START

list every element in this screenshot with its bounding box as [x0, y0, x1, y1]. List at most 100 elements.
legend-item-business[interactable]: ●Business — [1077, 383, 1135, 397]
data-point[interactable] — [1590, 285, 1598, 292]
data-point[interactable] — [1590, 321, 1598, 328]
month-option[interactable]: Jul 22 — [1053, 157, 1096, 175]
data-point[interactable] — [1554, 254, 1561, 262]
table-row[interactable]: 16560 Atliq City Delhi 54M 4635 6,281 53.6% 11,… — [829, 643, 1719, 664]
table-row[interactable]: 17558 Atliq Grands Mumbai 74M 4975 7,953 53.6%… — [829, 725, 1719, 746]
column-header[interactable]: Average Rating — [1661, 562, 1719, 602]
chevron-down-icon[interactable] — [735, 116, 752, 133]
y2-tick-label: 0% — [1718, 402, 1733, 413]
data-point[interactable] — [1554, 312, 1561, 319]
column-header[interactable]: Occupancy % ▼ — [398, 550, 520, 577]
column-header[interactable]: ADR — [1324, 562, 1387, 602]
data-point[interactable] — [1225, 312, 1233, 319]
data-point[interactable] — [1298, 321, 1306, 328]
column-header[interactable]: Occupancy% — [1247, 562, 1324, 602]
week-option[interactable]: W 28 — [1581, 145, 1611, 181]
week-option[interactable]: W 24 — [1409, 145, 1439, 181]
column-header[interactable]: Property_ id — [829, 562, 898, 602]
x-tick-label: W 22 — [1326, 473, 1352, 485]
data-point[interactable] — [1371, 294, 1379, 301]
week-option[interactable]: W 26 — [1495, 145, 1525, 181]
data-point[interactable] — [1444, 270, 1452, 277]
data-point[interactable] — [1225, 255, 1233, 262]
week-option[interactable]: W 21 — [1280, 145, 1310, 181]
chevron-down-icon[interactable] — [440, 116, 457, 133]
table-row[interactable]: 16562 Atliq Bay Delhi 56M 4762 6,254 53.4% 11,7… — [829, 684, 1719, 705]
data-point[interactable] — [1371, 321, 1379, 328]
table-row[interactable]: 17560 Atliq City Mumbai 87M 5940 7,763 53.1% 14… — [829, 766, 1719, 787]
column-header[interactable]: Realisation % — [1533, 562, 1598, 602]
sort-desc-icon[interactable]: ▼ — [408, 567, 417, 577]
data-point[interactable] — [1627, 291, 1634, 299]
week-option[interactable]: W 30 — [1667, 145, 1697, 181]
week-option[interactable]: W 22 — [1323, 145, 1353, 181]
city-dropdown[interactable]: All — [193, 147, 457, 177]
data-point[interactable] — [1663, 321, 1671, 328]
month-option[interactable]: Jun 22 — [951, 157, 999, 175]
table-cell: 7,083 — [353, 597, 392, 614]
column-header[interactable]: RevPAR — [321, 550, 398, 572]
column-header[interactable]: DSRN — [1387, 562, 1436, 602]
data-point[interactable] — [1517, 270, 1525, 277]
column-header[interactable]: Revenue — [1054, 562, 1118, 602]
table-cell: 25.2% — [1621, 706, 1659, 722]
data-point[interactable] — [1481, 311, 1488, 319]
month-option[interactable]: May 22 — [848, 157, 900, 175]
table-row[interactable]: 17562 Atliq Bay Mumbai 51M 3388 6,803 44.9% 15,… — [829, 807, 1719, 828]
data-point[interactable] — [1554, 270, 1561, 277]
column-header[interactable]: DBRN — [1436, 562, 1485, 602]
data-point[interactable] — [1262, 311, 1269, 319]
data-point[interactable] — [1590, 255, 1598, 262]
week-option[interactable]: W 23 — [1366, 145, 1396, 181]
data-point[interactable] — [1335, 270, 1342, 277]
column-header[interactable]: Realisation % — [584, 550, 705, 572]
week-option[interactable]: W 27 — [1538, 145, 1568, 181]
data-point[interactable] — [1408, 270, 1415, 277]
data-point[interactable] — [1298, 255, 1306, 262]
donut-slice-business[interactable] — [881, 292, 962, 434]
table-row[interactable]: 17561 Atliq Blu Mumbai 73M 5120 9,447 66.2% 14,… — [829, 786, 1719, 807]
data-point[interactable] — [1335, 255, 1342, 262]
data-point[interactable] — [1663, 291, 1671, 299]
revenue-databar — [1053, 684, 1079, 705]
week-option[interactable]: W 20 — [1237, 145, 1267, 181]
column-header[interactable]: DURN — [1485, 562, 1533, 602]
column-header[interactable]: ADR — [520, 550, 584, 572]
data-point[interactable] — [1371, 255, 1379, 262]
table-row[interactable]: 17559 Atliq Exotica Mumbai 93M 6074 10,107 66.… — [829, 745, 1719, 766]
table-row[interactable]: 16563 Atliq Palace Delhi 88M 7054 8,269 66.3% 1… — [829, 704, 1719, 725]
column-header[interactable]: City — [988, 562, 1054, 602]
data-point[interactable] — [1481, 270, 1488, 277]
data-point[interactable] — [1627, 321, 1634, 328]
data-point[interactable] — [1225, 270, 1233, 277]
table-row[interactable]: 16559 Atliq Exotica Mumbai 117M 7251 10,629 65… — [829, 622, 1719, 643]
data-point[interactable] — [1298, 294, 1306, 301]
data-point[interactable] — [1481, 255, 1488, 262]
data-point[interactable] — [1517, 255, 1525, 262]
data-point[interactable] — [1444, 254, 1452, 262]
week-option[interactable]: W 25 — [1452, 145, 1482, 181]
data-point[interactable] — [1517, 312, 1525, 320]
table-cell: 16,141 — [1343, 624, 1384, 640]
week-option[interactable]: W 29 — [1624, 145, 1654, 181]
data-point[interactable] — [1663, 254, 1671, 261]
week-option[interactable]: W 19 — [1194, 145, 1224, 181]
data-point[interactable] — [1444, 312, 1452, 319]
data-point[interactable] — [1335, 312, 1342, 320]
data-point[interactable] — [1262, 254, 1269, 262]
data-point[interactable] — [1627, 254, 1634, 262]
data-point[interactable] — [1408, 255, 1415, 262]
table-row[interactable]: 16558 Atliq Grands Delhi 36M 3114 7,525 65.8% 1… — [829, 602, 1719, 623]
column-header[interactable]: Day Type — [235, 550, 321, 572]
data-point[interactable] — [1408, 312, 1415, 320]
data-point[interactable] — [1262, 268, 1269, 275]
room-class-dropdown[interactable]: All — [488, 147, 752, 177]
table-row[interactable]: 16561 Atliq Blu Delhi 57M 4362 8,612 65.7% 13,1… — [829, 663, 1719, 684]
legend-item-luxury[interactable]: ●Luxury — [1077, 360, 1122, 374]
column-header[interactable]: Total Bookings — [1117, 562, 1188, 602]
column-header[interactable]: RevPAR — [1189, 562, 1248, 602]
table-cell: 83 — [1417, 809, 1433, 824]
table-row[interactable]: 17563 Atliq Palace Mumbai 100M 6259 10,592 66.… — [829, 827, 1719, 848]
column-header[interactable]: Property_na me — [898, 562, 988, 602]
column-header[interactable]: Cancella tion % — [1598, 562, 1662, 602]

END

# Objective
Set down the material above word for word.

# Finished answer
list every element in this screenshot with its bounding box as [x0, y0, x1, y1]. List at most 100 elements.
legend-item-business[interactable]: ●Business — [1077, 383, 1135, 397]
data-point[interactable] — [1590, 285, 1598, 292]
data-point[interactable] — [1590, 321, 1598, 328]
month-option[interactable]: Jul 22 — [1053, 157, 1096, 175]
data-point[interactable] — [1554, 254, 1561, 262]
table-row[interactable]: 16560 Atliq City Delhi 54M 4635 6,281 53.6% 11,… — [829, 643, 1719, 664]
table-row[interactable]: 17558 Atliq Grands Mumbai 74M 4975 7,953 53.6%… — [829, 725, 1719, 746]
column-header[interactable]: Average Rating — [1661, 562, 1719, 602]
chevron-down-icon[interactable] — [735, 116, 752, 133]
y2-tick-label: 0% — [1718, 402, 1733, 413]
data-point[interactable] — [1554, 312, 1561, 319]
column-header[interactable]: Occupancy % ▼ — [398, 550, 520, 577]
column-header[interactable]: ADR — [1324, 562, 1387, 602]
data-point[interactable] — [1225, 312, 1233, 319]
data-point[interactable] — [1298, 321, 1306, 328]
column-header[interactable]: Occupancy% — [1247, 562, 1324, 602]
week-option[interactable]: W 28 — [1581, 145, 1611, 181]
week-option[interactable]: W 24 — [1409, 145, 1439, 181]
column-header[interactable]: Property_ id — [829, 562, 898, 602]
x-tick-label: W 22 — [1326, 473, 1352, 485]
data-point[interactable] — [1371, 294, 1379, 301]
week-option[interactable]: W 26 — [1495, 145, 1525, 181]
data-point[interactable] — [1444, 270, 1452, 277]
data-point[interactable] — [1225, 255, 1233, 262]
week-option[interactable]: W 21 — [1280, 145, 1310, 181]
chevron-down-icon[interactable] — [440, 116, 457, 133]
table-row[interactable]: 16562 Atliq Bay Delhi 56M 4762 6,254 53.4% 11,7… — [829, 684, 1719, 705]
data-point[interactable] — [1371, 321, 1379, 328]
table-row[interactable]: 17560 Atliq City Mumbai 87M 5940 7,763 53.1% 14… — [829, 766, 1719, 787]
column-header[interactable]: Realisation % — [1533, 562, 1598, 602]
sort-desc-icon[interactable]: ▼ — [408, 567, 417, 577]
data-point[interactable] — [1627, 291, 1634, 299]
week-option[interactable]: W 30 — [1667, 145, 1697, 181]
week-option[interactable]: W 22 — [1323, 145, 1353, 181]
city-dropdown[interactable]: All — [193, 147, 457, 177]
data-point[interactable] — [1663, 321, 1671, 328]
month-option[interactable]: Jun 22 — [951, 157, 999, 175]
table-cell: 7,083 — [353, 597, 392, 614]
column-header[interactable]: RevPAR — [321, 550, 398, 572]
column-header[interactable]: DSRN — [1387, 562, 1436, 602]
data-point[interactable] — [1517, 270, 1525, 277]
column-header[interactable]: Revenue — [1054, 562, 1118, 602]
table-cell: 25.2% — [1621, 706, 1659, 722]
data-point[interactable] — [1481, 311, 1488, 319]
month-option[interactable]: May 22 — [848, 157, 900, 175]
table-row[interactable]: 17562 Atliq Bay Mumbai 51M 3388 6,803 44.9% 15,… — [829, 807, 1719, 828]
data-point[interactable] — [1554, 270, 1561, 277]
column-header[interactable]: DBRN — [1436, 562, 1485, 602]
data-point[interactable] — [1262, 311, 1269, 319]
data-point[interactable] — [1590, 255, 1598, 262]
week-option[interactable]: W 23 — [1366, 145, 1396, 181]
data-point[interactable] — [1335, 270, 1342, 277]
column-header[interactable]: Realisation % — [584, 550, 705, 572]
week-option[interactable]: W 27 — [1538, 145, 1568, 181]
data-point[interactable] — [1408, 270, 1415, 277]
data-point[interactable] — [1298, 255, 1306, 262]
donut-slice-business[interactable] — [881, 292, 962, 434]
table-row[interactable]: 17561 Atliq Blu Mumbai 73M 5120 9,447 66.2% 14,… — [829, 786, 1719, 807]
data-point[interactable] — [1335, 255, 1342, 262]
data-point[interactable] — [1663, 291, 1671, 299]
revenue-databar — [1053, 684, 1079, 705]
week-option[interactable]: W 20 — [1237, 145, 1267, 181]
column-header[interactable]: DURN — [1485, 562, 1533, 602]
column-header[interactable]: ADR — [520, 550, 584, 572]
data-point[interactable] — [1371, 255, 1379, 262]
table-row[interactable]: 17559 Atliq Exotica Mumbai 93M 6074 10,107 66.… — [829, 745, 1719, 766]
table-row[interactable]: 16563 Atliq Palace Delhi 88M 7054 8,269 66.3% 1… — [829, 704, 1719, 725]
column-header[interactable]: City — [988, 562, 1054, 602]
data-point[interactable] — [1481, 270, 1488, 277]
data-point[interactable] — [1627, 321, 1634, 328]
data-point[interactable] — [1225, 270, 1233, 277]
table-row[interactable]: 16559 Atliq Exotica Mumbai 117M 7251 10,629 65… — [829, 622, 1719, 643]
data-point[interactable] — [1298, 294, 1306, 301]
data-point[interactable] — [1481, 255, 1488, 262]
data-point[interactable] — [1517, 255, 1525, 262]
data-point[interactable] — [1444, 254, 1452, 262]
week-option[interactable]: W 25 — [1452, 145, 1482, 181]
data-point[interactable] — [1517, 312, 1525, 320]
table-cell: 16,141 — [1343, 624, 1384, 640]
week-option[interactable]: W 29 — [1624, 145, 1654, 181]
data-point[interactable] — [1663, 254, 1671, 261]
week-option[interactable]: W 19 — [1194, 145, 1224, 181]
data-point[interactable] — [1444, 312, 1452, 319]
data-point[interactable] — [1335, 312, 1342, 320]
data-point[interactable] — [1262, 254, 1269, 262]
data-point[interactable] — [1627, 254, 1634, 262]
data-point[interactable] — [1408, 255, 1415, 262]
table-row[interactable]: 16558 Atliq Grands Delhi 36M 3114 7,525 65.8% 1… — [829, 602, 1719, 623]
column-header[interactable]: Day Type — [235, 550, 321, 572]
data-point[interactable] — [1408, 312, 1415, 320]
data-point[interactable] — [1262, 268, 1269, 275]
room-class-dropdown[interactable]: All — [488, 147, 752, 177]
table-row[interactable]: 16561 Atliq Blu Delhi 57M 4362 8,612 65.7% 13,1… — [829, 663, 1719, 684]
legend-item-luxury[interactable]: ●Luxury — [1077, 360, 1122, 374]
column-header[interactable]: Total Bookings — [1117, 562, 1188, 602]
column-header[interactable]: RevPAR — [1189, 562, 1248, 602]
table-cell: 83 — [1417, 809, 1433, 824]
table-row[interactable]: 17563 Atliq Palace Mumbai 100M 6259 10,592 66.… — [829, 827, 1719, 848]
column-header[interactable]: Property_na me — [898, 562, 988, 602]
column-header[interactable]: Cancella tion % — [1598, 562, 1662, 602]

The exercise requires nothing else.